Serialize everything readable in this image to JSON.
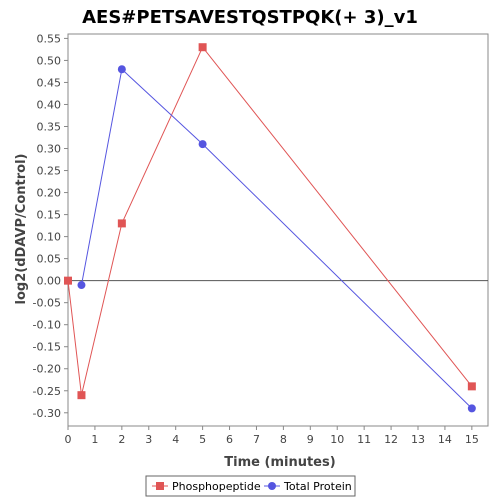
{
  "chart_data": {
    "type": "line",
    "title": "AES#PETSAVESTQSTPQK(+ 3)_v1",
    "xlabel": "Time (minutes)",
    "ylabel": "log2(dDAVP/Control)",
    "xlim": [
      0,
      15.6
    ],
    "ylim": [
      -0.33,
      0.56
    ],
    "x_ticks": [
      0,
      1,
      2,
      3,
      4,
      5,
      6,
      7,
      8,
      9,
      10,
      11,
      12,
      13,
      14,
      15
    ],
    "y_ticks": [
      -0.3,
      -0.25,
      -0.2,
      -0.15,
      -0.1,
      -0.05,
      0.0,
      0.05,
      0.1,
      0.15,
      0.2,
      0.25,
      0.3,
      0.35,
      0.4,
      0.45,
      0.5,
      0.55
    ],
    "y_tick_labels": [
      "-0.30",
      "-0.25",
      "-0.20",
      "-0.15",
      "-0.10",
      "-0.05",
      "0.00",
      "0.05",
      "0.10",
      "0.15",
      "0.20",
      "0.25",
      "0.30",
      "0.35",
      "0.40",
      "0.45",
      "0.50",
      "0.55"
    ],
    "zero_line": true,
    "grid": false,
    "legend_position": "bottom",
    "series": [
      {
        "name": "Phosphopeptide",
        "color": "#e05555",
        "marker": "square",
        "points": [
          {
            "x": 0,
            "y": 0.0
          },
          {
            "x": 0.5,
            "y": -0.26
          },
          {
            "x": 2,
            "y": 0.13
          },
          {
            "x": 5,
            "y": 0.53
          },
          {
            "x": 15,
            "y": -0.24
          }
        ]
      },
      {
        "name": "Total Protein",
        "color": "#5555e0",
        "marker": "circle",
        "points": [
          {
            "x": 0.5,
            "y": -0.01
          },
          {
            "x": 2,
            "y": 0.48
          },
          {
            "x": 5,
            "y": 0.31
          },
          {
            "x": 15,
            "y": -0.29
          }
        ]
      }
    ]
  }
}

▸ **What to produce**:
Repeat the records above verbatim, dropping the pictures.

▸ **Written answer**:
Serialize everything readable in this image to JSON.
{
  "chart_data": {
    "type": "line",
    "title": "AES#PETSAVESTQSTPQK(+ 3)_v1",
    "xlabel": "Time (minutes)",
    "ylabel": "log2(dDAVP/Control)",
    "xlim": [
      0,
      15.6
    ],
    "ylim": [
      -0.33,
      0.56
    ],
    "x_ticks": [
      0,
      1,
      2,
      3,
      4,
      5,
      6,
      7,
      8,
      9,
      10,
      11,
      12,
      13,
      14,
      15
    ],
    "y_ticks": [
      -0.3,
      -0.25,
      -0.2,
      -0.15,
      -0.1,
      -0.05,
      0.0,
      0.05,
      0.1,
      0.15,
      0.2,
      0.25,
      0.3,
      0.35,
      0.4,
      0.45,
      0.5,
      0.55
    ],
    "y_tick_labels": [
      "-0.30",
      "-0.25",
      "-0.20",
      "-0.15",
      "-0.10",
      "-0.05",
      "0.00",
      "0.05",
      "0.10",
      "0.15",
      "0.20",
      "0.25",
      "0.30",
      "0.35",
      "0.40",
      "0.45",
      "0.50",
      "0.55"
    ],
    "zero_line": true,
    "grid": false,
    "legend_position": "bottom",
    "series": [
      {
        "name": "Phosphopeptide",
        "color": "#e05555",
        "marker": "square",
        "points": [
          {
            "x": 0,
            "y": 0.0
          },
          {
            "x": 0.5,
            "y": -0.26
          },
          {
            "x": 2,
            "y": 0.13
          },
          {
            "x": 5,
            "y": 0.53
          },
          {
            "x": 15,
            "y": -0.24
          }
        ]
      },
      {
        "name": "Total Protein",
        "color": "#5555e0",
        "marker": "circle",
        "points": [
          {
            "x": 0.5,
            "y": -0.01
          },
          {
            "x": 2,
            "y": 0.48
          },
          {
            "x": 5,
            "y": 0.31
          },
          {
            "x": 15,
            "y": -0.29
          }
        ]
      }
    ]
  }
}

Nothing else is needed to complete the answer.